## Provided data
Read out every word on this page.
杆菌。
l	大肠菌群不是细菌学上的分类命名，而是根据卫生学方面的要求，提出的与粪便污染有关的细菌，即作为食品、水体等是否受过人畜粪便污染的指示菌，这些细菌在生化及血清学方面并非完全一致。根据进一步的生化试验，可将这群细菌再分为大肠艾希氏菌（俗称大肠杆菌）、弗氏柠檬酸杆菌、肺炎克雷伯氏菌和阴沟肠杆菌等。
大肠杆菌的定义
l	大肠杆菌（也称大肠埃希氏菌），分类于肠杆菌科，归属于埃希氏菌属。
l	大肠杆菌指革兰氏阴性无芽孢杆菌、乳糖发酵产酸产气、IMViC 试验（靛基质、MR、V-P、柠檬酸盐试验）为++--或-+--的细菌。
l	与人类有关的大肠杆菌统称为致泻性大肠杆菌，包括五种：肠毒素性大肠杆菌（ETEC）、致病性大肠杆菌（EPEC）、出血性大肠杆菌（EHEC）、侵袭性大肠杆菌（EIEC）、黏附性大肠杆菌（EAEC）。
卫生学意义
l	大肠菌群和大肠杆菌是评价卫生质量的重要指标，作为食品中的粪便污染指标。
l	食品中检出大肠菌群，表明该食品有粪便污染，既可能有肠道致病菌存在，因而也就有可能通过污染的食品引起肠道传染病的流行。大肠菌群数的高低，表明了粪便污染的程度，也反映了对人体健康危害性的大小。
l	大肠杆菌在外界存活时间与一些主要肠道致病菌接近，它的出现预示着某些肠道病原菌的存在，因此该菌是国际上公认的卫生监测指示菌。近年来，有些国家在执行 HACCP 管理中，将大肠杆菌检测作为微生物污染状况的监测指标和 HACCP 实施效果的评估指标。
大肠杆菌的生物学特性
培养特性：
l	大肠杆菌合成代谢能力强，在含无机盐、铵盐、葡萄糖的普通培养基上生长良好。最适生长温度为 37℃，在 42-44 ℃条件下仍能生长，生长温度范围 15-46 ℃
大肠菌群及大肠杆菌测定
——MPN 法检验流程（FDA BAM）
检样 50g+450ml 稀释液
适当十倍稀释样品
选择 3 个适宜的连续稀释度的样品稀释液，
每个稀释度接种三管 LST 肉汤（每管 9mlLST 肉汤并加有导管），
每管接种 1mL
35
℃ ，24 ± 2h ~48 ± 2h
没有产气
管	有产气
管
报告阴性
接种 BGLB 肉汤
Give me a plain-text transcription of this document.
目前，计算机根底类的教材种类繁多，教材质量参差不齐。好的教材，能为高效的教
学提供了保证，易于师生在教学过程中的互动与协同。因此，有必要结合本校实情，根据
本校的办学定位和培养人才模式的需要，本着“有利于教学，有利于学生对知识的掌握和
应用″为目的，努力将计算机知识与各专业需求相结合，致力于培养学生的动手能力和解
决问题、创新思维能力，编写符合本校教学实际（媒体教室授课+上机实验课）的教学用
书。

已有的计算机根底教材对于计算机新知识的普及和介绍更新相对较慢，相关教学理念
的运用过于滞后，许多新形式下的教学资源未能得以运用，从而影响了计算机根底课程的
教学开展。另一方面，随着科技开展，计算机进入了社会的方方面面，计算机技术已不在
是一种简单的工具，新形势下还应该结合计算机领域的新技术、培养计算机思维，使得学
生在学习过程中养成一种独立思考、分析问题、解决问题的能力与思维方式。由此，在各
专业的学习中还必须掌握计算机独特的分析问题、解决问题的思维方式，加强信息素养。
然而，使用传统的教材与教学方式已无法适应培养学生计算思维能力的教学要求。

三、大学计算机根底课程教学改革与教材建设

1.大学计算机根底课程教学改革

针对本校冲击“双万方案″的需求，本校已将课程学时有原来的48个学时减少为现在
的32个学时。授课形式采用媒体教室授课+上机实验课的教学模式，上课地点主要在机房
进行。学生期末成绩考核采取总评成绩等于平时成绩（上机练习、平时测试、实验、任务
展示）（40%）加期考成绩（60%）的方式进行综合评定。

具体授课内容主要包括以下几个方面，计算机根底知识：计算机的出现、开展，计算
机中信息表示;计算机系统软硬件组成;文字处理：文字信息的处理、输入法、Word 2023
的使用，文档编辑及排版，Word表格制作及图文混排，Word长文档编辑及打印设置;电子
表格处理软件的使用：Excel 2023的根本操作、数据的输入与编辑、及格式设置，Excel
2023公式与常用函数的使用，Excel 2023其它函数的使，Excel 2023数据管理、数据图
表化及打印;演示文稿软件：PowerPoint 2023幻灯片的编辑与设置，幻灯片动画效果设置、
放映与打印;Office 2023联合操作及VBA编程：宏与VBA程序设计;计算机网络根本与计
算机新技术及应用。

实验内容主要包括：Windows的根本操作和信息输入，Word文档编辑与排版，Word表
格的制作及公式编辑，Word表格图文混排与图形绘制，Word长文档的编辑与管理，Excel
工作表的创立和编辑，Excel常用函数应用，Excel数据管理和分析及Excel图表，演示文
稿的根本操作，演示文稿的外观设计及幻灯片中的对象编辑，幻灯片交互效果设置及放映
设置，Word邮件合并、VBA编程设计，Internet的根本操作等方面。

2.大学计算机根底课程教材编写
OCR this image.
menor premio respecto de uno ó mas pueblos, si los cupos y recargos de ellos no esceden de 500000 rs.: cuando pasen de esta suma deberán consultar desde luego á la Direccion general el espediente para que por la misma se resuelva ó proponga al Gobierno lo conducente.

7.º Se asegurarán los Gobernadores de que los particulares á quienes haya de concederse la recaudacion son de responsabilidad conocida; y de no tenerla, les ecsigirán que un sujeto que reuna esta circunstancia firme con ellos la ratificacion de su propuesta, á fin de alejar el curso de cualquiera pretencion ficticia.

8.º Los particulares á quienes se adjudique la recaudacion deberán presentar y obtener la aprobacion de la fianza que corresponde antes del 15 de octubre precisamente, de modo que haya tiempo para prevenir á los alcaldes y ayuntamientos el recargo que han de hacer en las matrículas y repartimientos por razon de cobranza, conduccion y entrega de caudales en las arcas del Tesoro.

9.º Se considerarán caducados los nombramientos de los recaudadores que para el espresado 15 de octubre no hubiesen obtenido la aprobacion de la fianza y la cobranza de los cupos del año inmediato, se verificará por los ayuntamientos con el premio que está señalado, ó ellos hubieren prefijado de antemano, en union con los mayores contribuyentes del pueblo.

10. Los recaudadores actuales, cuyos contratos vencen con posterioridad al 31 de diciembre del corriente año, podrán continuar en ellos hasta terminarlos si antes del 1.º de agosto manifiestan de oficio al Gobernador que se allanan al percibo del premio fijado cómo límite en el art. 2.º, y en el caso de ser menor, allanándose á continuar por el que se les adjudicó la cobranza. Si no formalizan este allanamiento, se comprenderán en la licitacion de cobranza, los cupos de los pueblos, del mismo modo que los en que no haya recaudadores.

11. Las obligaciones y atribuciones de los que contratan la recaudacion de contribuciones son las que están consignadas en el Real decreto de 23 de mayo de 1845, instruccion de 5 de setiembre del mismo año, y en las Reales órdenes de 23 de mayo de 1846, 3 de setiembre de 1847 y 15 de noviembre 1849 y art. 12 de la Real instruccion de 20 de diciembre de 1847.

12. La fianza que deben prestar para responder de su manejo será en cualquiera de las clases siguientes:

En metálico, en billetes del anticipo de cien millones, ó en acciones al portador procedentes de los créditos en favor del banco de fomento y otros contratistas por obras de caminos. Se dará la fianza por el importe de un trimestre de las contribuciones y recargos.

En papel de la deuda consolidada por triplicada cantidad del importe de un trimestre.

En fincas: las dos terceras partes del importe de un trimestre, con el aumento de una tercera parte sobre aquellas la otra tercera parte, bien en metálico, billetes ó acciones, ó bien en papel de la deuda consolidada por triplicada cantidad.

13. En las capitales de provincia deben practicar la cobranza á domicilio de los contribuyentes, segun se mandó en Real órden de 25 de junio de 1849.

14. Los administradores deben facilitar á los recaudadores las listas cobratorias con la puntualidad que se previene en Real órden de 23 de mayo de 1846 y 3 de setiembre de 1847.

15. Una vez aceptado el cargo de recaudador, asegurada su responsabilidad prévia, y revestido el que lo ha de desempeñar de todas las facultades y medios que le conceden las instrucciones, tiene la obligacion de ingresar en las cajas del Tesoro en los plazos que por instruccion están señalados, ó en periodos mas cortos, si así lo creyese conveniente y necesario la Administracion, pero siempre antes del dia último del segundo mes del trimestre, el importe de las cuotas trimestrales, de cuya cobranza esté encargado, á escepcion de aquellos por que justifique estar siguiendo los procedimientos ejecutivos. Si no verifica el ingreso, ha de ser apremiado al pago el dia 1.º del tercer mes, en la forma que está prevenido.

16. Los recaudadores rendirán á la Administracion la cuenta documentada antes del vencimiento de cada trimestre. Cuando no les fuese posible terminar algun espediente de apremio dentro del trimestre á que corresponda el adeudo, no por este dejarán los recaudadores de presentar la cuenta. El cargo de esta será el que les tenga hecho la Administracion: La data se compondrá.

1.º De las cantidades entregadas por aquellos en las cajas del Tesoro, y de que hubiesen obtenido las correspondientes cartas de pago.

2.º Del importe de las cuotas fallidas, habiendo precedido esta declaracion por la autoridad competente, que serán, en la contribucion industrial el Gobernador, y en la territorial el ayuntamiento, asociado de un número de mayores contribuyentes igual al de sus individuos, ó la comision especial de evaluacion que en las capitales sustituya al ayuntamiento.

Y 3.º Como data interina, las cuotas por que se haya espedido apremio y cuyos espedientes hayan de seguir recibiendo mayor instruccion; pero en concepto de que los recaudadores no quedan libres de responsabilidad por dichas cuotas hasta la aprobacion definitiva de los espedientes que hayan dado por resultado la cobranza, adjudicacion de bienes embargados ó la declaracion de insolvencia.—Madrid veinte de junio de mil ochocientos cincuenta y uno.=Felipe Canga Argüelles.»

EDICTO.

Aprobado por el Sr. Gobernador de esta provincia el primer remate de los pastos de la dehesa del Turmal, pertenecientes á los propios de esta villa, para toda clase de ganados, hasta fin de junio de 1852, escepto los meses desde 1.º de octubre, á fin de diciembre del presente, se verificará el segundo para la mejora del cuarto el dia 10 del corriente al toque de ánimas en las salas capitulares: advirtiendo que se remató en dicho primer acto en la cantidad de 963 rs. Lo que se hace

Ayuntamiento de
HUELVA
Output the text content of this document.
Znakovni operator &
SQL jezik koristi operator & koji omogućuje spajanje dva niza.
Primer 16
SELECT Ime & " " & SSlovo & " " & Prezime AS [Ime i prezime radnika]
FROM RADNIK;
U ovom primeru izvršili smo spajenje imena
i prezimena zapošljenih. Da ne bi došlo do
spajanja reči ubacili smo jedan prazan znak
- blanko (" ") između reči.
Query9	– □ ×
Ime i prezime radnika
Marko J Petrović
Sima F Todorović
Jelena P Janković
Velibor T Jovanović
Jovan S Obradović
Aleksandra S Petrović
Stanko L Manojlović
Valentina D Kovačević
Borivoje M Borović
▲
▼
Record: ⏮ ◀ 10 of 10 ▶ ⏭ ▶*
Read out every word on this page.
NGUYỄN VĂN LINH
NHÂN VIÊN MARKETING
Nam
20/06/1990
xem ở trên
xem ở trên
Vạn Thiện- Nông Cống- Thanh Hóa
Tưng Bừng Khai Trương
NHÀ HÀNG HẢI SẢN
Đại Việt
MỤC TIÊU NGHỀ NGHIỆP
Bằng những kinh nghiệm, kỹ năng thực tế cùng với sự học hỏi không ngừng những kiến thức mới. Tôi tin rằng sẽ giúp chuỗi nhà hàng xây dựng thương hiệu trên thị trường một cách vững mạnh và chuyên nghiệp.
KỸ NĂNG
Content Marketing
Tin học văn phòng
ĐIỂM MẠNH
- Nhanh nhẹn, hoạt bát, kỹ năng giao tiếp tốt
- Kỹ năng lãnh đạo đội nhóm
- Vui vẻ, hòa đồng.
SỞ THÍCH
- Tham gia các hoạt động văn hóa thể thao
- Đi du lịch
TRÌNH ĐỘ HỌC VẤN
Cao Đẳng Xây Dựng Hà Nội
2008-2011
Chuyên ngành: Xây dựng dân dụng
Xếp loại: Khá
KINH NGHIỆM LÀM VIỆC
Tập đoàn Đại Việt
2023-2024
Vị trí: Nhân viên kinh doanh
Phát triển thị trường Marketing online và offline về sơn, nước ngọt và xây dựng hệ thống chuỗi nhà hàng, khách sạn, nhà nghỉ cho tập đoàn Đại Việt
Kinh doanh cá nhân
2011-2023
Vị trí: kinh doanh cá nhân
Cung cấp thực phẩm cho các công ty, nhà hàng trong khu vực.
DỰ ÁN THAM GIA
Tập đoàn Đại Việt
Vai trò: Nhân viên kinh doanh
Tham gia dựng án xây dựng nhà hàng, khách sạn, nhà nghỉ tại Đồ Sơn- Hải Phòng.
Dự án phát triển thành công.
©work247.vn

## Exercise brief
Pick out every line holding the string "diciembre" and return it.

## Full answer
10. Los recaudadores actuales, cuyos contratos vencen con posterioridad al 31 de diciembre del corriente año, podrán continuar en ellos hasta terminarlos si antes del 1.º de agosto manifiestan de oficio al Gobernador que se allanan al percibo del premio fijado cómo límite en el art. 2.º, y en el caso de ser menor, allanándose á continuar por el que se les adjudicó la cobranza. Si no formalizan este allanamiento, se comprenderán en la licitacion de cobranza, los cupos de los pueblos, del mismo modo que los en que no haya recaudadores.
11. Las obligaciones y atribuciones de los que contratan la recaudacion de contribuciones son las que están consignadas en el Real decreto de 23 de mayo de 1845, instruccion de 5 de setiembre del mismo año, y en las Reales órdenes de 23 de mayo de 1846, 3 de setiembre de 1847 y 15 de noviembre 1849 y art. 12 de la Real instruccion de 20 de diciembre de 1847.
Aprobado por el Sr. Gobernador de esta provincia el primer remate de los pastos de la dehesa del Turmal, pertenecientes á los propios de esta villa, para toda clase de ganados, hasta fin de junio de 1852, escepto los meses desde 1.º de octubre, á fin de diciembre del presente, se verificará el segundo para la mejora del cuarto el dia 10 del corriente al toque de ánimas en las salas capitulares: advirtiendo que se remató en dicho primer acto en la cantidad de 963 rs. Lo que se hace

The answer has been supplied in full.